EXERCISE DIRECTIONS
In the material below, find every line with "存在的缺乏" and pull it out.

RECORDED INFORMATION
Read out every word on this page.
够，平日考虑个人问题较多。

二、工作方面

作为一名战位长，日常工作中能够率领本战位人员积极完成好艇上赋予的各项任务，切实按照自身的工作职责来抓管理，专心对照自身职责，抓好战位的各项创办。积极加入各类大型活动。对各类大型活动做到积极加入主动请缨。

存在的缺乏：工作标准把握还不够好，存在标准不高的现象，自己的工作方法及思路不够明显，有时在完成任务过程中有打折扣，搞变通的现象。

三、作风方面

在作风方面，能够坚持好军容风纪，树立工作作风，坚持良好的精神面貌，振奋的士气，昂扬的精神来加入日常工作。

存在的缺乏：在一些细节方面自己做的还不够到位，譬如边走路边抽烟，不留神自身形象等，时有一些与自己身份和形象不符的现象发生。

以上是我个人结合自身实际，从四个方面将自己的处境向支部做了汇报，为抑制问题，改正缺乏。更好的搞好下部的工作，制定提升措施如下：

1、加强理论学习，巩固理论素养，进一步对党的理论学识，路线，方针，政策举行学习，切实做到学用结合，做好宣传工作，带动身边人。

==

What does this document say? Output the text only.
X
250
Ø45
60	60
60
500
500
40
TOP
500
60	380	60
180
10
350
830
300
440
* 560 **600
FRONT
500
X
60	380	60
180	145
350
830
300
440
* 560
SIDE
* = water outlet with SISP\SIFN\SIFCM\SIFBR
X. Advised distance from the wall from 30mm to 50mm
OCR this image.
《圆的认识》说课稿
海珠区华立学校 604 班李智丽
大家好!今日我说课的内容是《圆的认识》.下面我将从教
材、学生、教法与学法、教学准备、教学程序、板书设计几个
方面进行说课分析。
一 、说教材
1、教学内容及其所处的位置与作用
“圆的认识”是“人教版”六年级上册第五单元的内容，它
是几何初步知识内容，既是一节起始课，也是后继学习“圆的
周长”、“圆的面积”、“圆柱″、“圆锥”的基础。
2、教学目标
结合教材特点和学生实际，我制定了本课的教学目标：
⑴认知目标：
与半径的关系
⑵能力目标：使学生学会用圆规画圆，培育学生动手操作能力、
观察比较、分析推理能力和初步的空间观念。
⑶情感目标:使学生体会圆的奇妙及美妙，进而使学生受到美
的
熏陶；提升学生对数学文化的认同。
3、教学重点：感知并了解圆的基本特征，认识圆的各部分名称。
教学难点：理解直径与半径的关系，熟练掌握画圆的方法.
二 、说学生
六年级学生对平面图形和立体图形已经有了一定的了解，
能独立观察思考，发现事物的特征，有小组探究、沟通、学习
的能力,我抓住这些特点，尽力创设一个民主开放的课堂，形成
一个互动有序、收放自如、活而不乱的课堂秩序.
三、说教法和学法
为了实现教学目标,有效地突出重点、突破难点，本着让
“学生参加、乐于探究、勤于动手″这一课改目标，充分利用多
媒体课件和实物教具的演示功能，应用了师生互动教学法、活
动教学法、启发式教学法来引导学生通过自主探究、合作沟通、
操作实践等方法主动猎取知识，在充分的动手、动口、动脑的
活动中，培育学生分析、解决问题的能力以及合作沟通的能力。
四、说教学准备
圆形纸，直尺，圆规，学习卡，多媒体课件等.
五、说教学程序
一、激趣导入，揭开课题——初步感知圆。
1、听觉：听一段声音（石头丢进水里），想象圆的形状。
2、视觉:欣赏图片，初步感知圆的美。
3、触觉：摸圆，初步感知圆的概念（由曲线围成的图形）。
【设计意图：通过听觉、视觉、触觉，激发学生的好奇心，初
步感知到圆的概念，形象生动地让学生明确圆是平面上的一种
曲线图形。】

FULL SOLUTION
存在的缺乏：工作标准把握还不够好，存在标准不高的现象，自己的工作方法及思路不够明显，有时在完成任务过程中有打折扣，搞变通的现象。
存在的缺乏：在一些细节方面自己做的还不够到位，譬如边走路边抽烟，不留神自身形象等，时有一些与自己身份和形象不符的现象发生。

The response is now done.